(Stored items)
::::::::::

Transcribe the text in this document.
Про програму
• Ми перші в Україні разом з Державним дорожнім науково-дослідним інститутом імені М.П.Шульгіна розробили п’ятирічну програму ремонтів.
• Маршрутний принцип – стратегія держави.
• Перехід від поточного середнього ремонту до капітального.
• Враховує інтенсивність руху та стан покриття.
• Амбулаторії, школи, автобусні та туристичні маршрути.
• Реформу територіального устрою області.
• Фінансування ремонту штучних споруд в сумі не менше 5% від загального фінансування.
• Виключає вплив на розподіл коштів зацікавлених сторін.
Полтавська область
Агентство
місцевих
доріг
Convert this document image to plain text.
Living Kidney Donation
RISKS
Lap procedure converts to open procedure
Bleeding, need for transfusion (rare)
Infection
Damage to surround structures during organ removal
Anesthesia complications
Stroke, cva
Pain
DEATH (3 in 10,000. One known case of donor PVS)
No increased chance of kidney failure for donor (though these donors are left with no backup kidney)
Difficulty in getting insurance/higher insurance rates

::::::::::

Gather and copy every line of the data in which the string "donor" is found.

DEATH (3 in 10,000. One known case of donor PVS)
No increased chance of kidney failure for donor (though these donors are left with no backup kidney)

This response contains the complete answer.